[Set problem]
Reproduce the material word for word; the images stay out.

[Start of Stored rows]

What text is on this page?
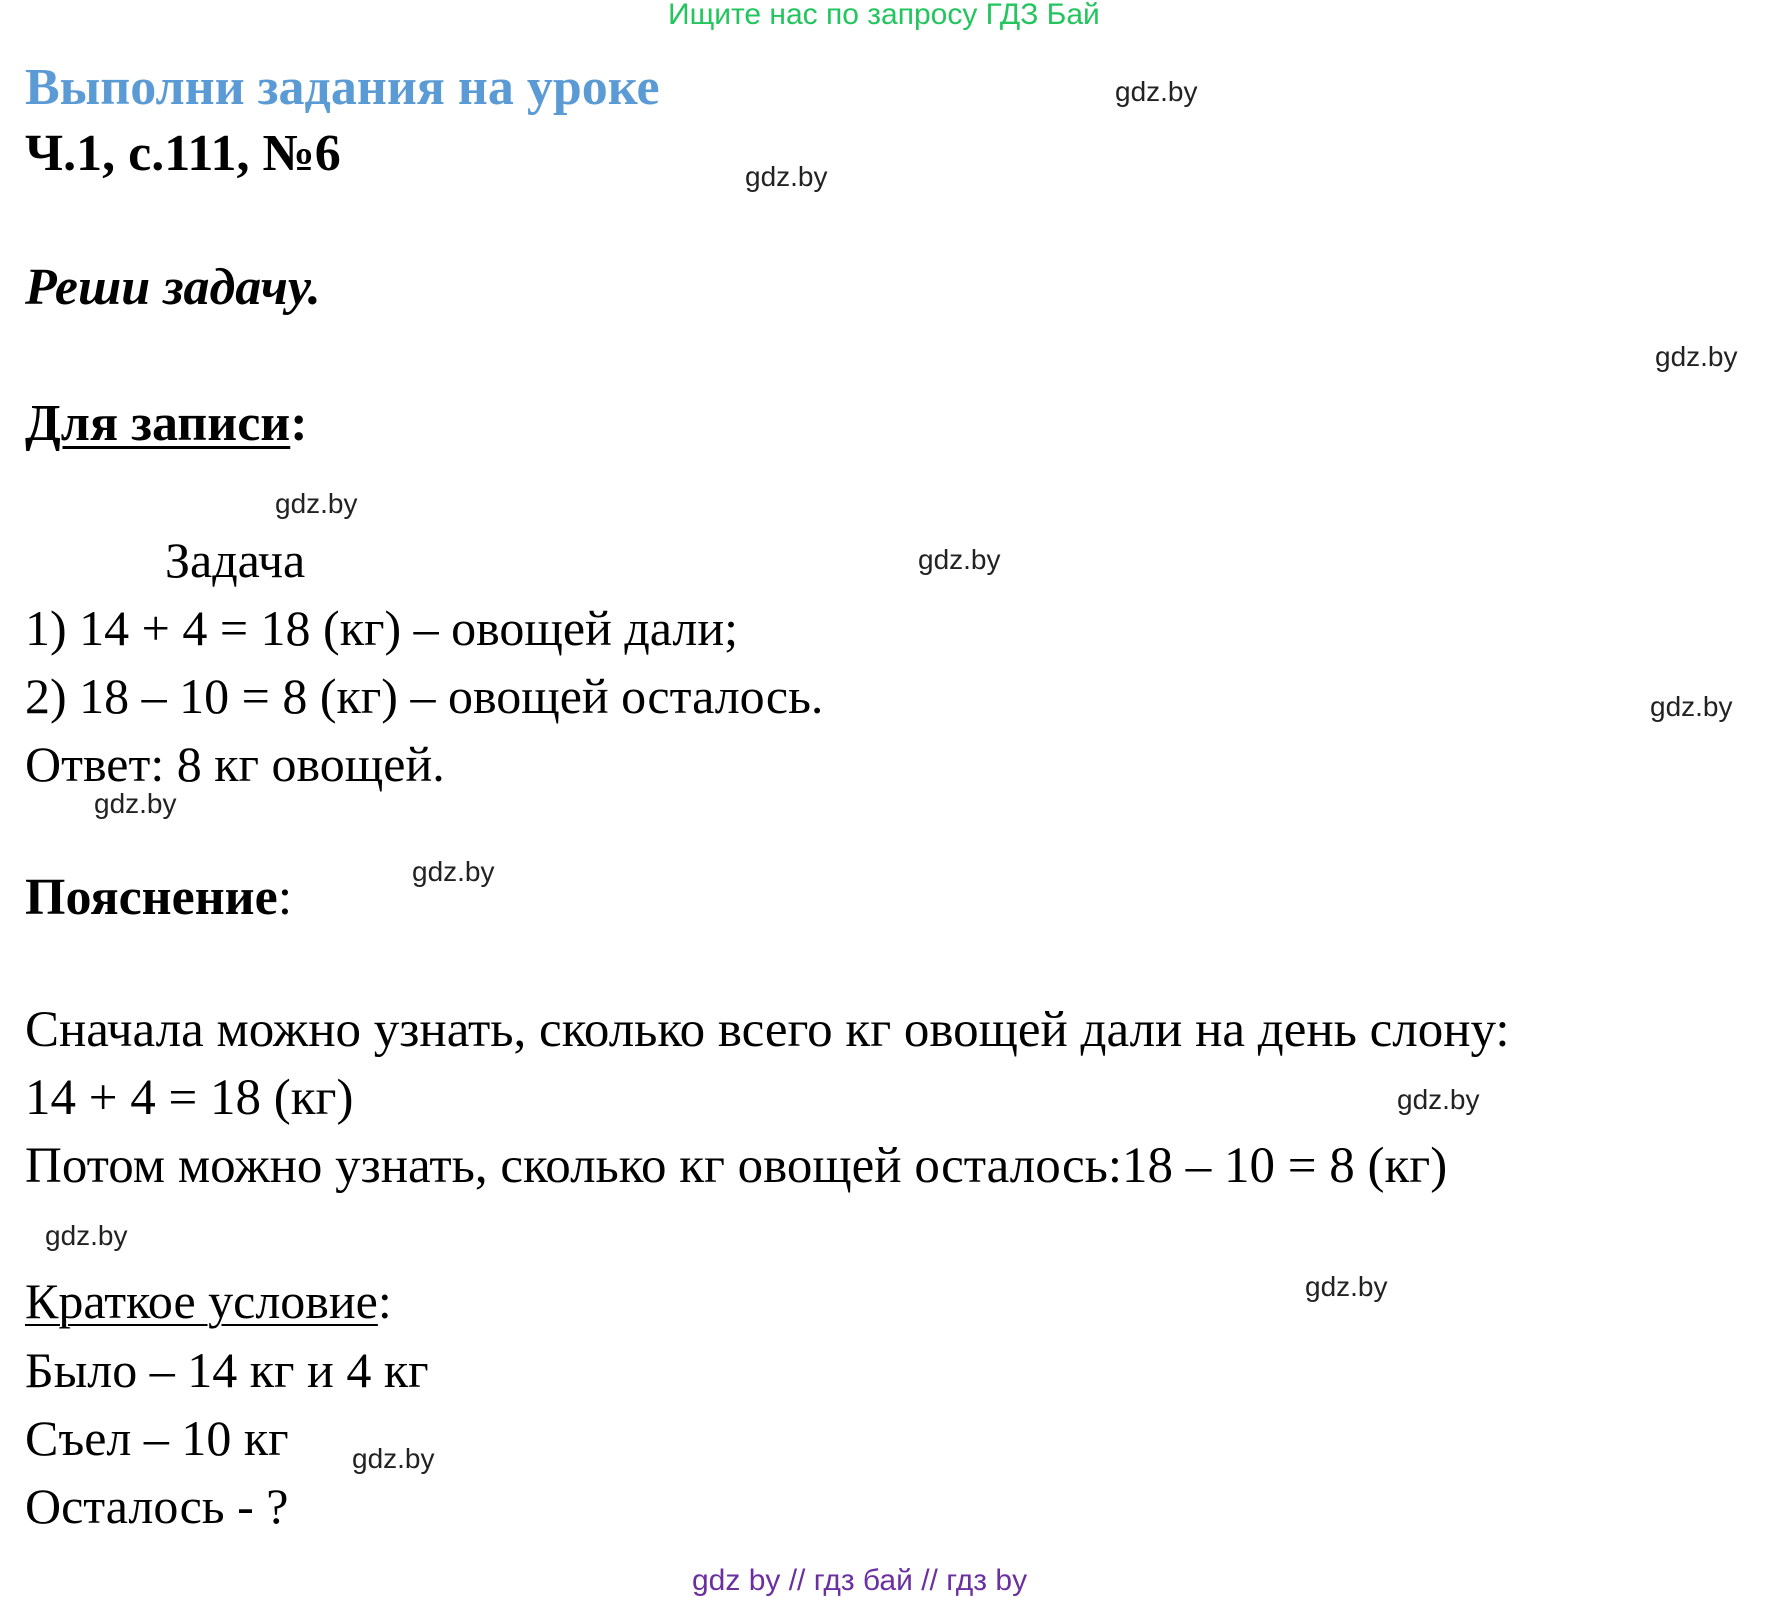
Ищите нас по запросу ГДЗ Бай
Выполни задания на уроке
Ч.1, с.111, №6
Реши задачу.
Для записи:
Задача
1) 14 + 4 = 18 (кг) – овощей дали;
2) 18 – 10 = 8 (кг) – овощей осталось.
Ответ: 8 кг овощей.
Пояснение:
Сначала можно узнать, сколько всего кг овощей дали на день слону:
14 + 4 = 18 (кг)
Потом можно узнать, сколько кг овощей осталось:18 – 10 = 8 (кг)
Краткое условие:
Было – 14 кг и 4 кг
Съел – 10 кг
Осталось - ?
gdz.by
gdz.by
gdz.by
gdz.by
gdz.by
gdz.by
gdz.by
gdz.by
gdz.by
gdz.by
gdz.by
gdz.by
gdz by // гдз бай // гдз by
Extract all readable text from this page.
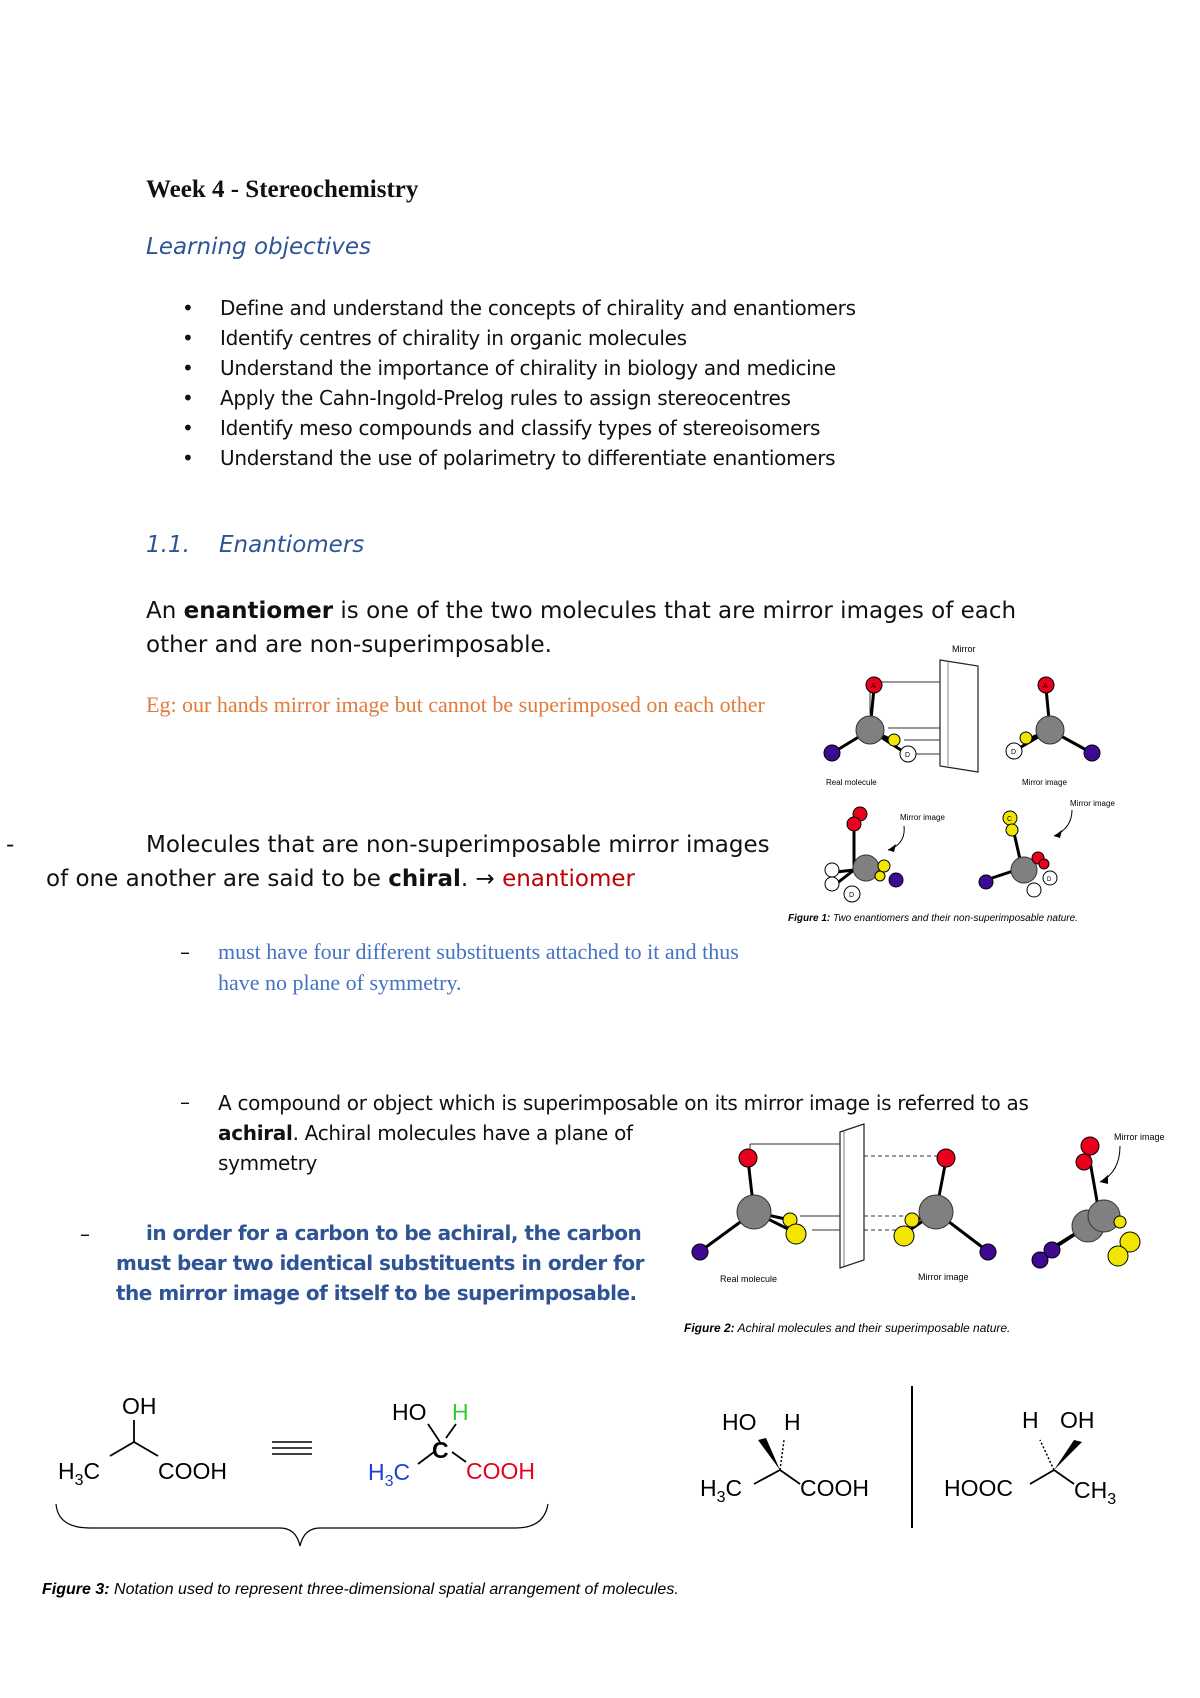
Week 4 - Stereochemistry
Learning objectives
• Define and understand the concepts of chirality and enantiomers
• Identify centres of chirality in organic molecules
• Understand the importance of chirality in biology and medicine
• Apply the Cahn-Ingold-Prelog rules to assign stereocentres
• Identify meso compounds and classify types of stereoisomers
• Understand the use of polarimetry to differentiate enantiomers
1.1. Enantiomers
An enantiomer is one of the two molecules that are mirror images of each other and are non-superimposable.
Eg: our hands mirror image but cannot be superimposed on each other
-	Molecules that are non-superimposable mirror images
of one another are said to be chiral. → enantiomer
– must have four different substituents attached to it and thus have no plane of symmetry.
– A compound or object which is superimposable on its mirror image is referred to as
achiral. Achiral molecules have a plane of symmetry
–	in order for a carbon to be achiral, the carbon must bear two identical substituents in order for the mirror image of itself to be superimposable.
Mirror
A
D
A
D
Real molecule	Mirror image
D
Mirror image	C
D
Mirror image
Figure 1: Two enantiomers and their non-superimposable nature.
Real molecule	Mirror image
Mirror image
Figure 2: Achiral molecules and their superimposable nature.
OH
$H_3C$	COOH
HO H
C
$H_3C$ COOH
HO H
$H_3C$	COOH
H OH
HOOC	$CH_3$
Figure 3: Notation used to represent three-dimensional spatial arrangement of molecules.
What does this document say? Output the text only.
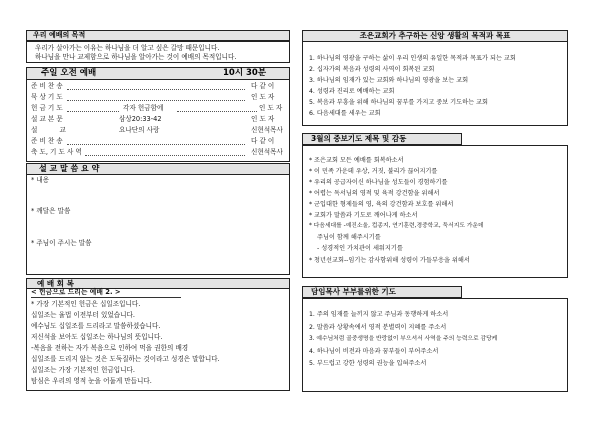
우리 예배의 목적
우리가 살아가는 이유는 하나님을 더 알고 싶은 갈망 때문입니다.
하나님을 만나 교제함으로 하나님을 알아가는 것이 예배의 목적입니다.
주일 오전 예배	10시 30분
준 비 찬 송	다 같 이
묵 상 기 도	인 도 자
헌 금 기 도	각자 헌금함에	인 도 자
설 교 본 문	삼상20:33-42	인 도 자
설 교	요나단의 사랑	신현석목사
준 비 찬 송	다 같 이
축 도, 기 도 사 역	신현석목사
설 교 말 씀 요 약
* 내용
* 깨달은 말씀
* 주님이 주시는 말씀
예 배 회 복
< 헌금으로 드리는 예배 2. >
* 가장 기본적인 헌금은 십일조입니다.
십일조는 율법 이전부터 있었습니다.
예수님도 십일조를 드리라고 말씀하셨습니다.
저신석을 보아도 십일조는 하나님의 뜻입니다.
-복음을 전하는 자가 복음으로 인하여 먹을 권한의 배경
십일조를 드리지 않는 것은 도둑질하는 것이라고 성경은 말합니다.
십일조는 가장 기본적인 헌금입니다.
탐심은 우리의 영적 눈을 어둡게 만듭니다.
조은교회가 추구하는 신앙 생활의 목적과 목표
1. 하나님의 영광을 구하는 삶이 우리 인생의 유일한 목적과 목표가 되는 교회
2. 십자가의 복음과 성령의 사역이 회복된 교회
3. 하나님의 임재가 있는 교회와 하나님의 영광을 보는 교회
4. 성령과 진리로 예배하는 교회
5. 복음과 부흥을 위해 하나님의 꿈부를 가지고 중보 기도하는 교회
6. 다음세대를 세우는 교회
3월의 중보기도 제목 및 감동
* 조은교회 모든 예배를 회복하소서
* 이 민족 가운데 우상, 거짓, 불리가 끊어지기를
* 우리의 공급자이신 하나님을 성도들이 경험하기를
* 어렵는 독서님의 영적 및 육적 강건함을 위해서
* 군입대한 형제들의 영, 육의 강건함과 보호를 위해서
* 교회가 말씀과 기도로 깨어나게 하소서
* 다음세대를 -예진소울, 컵종지, 연기훈련,경중학교, 둑서지도 가운데
주님이 함께 해주시기를
- 성경적인 가치관이 세워지기를
* 청년선교회--임기는 감사함위해 성령이 가들부응을 위해서
담임목사 부부를위한 기도
1. 주의 임재를 늘끼지 않고 주님과 동행하게 하소서
2. 말씀과 상황속에서 영적 분별력이 지혜를 주소서
3. 예수님처럼 골중생명을 반랑없이 부으셔서 사역을 주의 능력으로 감당케
4. 하나님이 비전과 마음과 꿈부들이 부어주소서
5. 부드럽고 강한 성령의 권능을 입혀주소서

[End of Stored rows]

[Exercise result]
What text is on this page?
Ищите нас по запросу ГДЗ Бай
Выполни задания на уроке
Ч.1, с.111, №6
Реши задачу.
Для записи:
Задача
1) 14 + 4 = 18 (кг) – овощей дали;
2) 18 – 10 = 8 (кг) – овощей осталось.
Ответ: 8 кг овощей.
Пояснение:
Сначала можно узнать, сколько всего кг овощей дали на день слону:
14 + 4 = 18 (кг)
Потом можно узнать, сколько кг овощей осталось:18 – 10 = 8 (кг)
Краткое условие:
Было – 14 кг и 4 кг
Съел – 10 кг
Осталось - ?
gdz.by
gdz.by
gdz.by
gdz.by
gdz.by
gdz.by
gdz.by
gdz.by
gdz.by
gdz.by
gdz.by
gdz.by
gdz by // гдз бай // гдз by
Extract all readable text from this page.
Week 4 - Stereochemistry
Learning objectives
• Define and understand the concepts of chirality and enantiomers
• Identify centres of chirality in organic molecules
• Understand the importance of chirality in biology and medicine
• Apply the Cahn-Ingold-Prelog rules to assign stereocentres
• Identify meso compounds and classify types of stereoisomers
• Understand the use of polarimetry to differentiate enantiomers
1.1. Enantiomers
An enantiomer is one of the two molecules that are mirror images of each other and are non-superimposable.
Eg: our hands mirror image but cannot be superimposed on each other
-	Molecules that are non-superimposable mirror images
of one another are said to be chiral. → enantiomer
– must have four different substituents attached to it and thus have no plane of symmetry.
– A compound or object which is superimposable on its mirror image is referred to as
achiral. Achiral molecules have a plane of symmetry
–	in order for a carbon to be achiral, the carbon must bear two identical substituents in order for the mirror image of itself to be superimposable.
Mirror
A
D
A
D
Real molecule	Mirror image
D
Mirror image	C
D
Mirror image
Figure 1: Two enantiomers and their non-superimposable nature.
Real molecule	Mirror image
Mirror image
Figure 2: Achiral molecules and their superimposable nature.
OH
$H_3C$	COOH
HO H
C
$H_3C$ COOH
HO H
$H_3C$	COOH
H OH
HOOC	$CH_3$
Figure 3: Notation used to represent three-dimensional spatial arrangement of molecules.
What does this document say? Output the text only.
우리 예배의 목적
우리가 살아가는 이유는 하나님을 더 알고 싶은 갈망 때문입니다.
하나님을 만나 교제함으로 하나님을 알아가는 것이 예배의 목적입니다.
주일 오전 예배	10시 30분
준 비 찬 송	다 같 이
묵 상 기 도	인 도 자
헌 금 기 도	각자 헌금함에	인 도 자
설 교 본 문	삼상20:33-42	인 도 자
설 교	요나단의 사랑	신현석목사
준 비 찬 송	다 같 이
축 도, 기 도 사 역	신현석목사
설 교 말 씀 요 약
* 내용
* 깨달은 말씀
* 주님이 주시는 말씀
예 배 회 복
< 헌금으로 드리는 예배 2. >
* 가장 기본적인 헌금은 십일조입니다.
십일조는 율법 이전부터 있었습니다.
예수님도 십일조를 드리라고 말씀하셨습니다.
저신석을 보아도 십일조는 하나님의 뜻입니다.
-복음을 전하는 자가 복음으로 인하여 먹을 권한의 배경
십일조를 드리지 않는 것은 도둑질하는 것이라고 성경은 말합니다.
십일조는 가장 기본적인 헌금입니다.
탐심은 우리의 영적 눈을 어둡게 만듭니다.
조은교회가 추구하는 신앙 생활의 목적과 목표
1. 하나님의 영광을 구하는 삶이 우리 인생의 유일한 목적과 목표가 되는 교회
2. 십자가의 복음과 성령의 사역이 회복된 교회
3. 하나님의 임재가 있는 교회와 하나님의 영광을 보는 교회
4. 성령과 진리로 예배하는 교회
5. 복음과 부흥을 위해 하나님의 꿈부를 가지고 중보 기도하는 교회
6. 다음세대를 세우는 교회
3월의 중보기도 제목 및 감동
* 조은교회 모든 예배를 회복하소서
* 이 민족 가운데 우상, 거짓, 불리가 끊어지기를
* 우리의 공급자이신 하나님을 성도들이 경험하기를
* 어렵는 독서님의 영적 및 육적 강건함을 위해서
* 군입대한 형제들의 영, 육의 강건함과 보호를 위해서
* 교회가 말씀과 기도로 깨어나게 하소서
* 다음세대를 -예진소울, 컵종지, 연기훈련,경중학교, 둑서지도 가운데
주님이 함께 해주시기를
- 성경적인 가치관이 세워지기를
* 청년선교회--임기는 감사함위해 성령이 가들부응을 위해서
담임목사 부부를위한 기도
1. 주의 임재를 늘끼지 않고 주님과 동행하게 하소서
2. 말씀과 상황속에서 영적 분별력이 지혜를 주소서
3. 예수님처럼 골중생명을 반랑없이 부으셔서 사역을 주의 능력으로 감당케
4. 하나님이 비전과 마음과 꿈부들이 부어주소서
5. 부드럽고 강한 성령의 권능을 입혀주소서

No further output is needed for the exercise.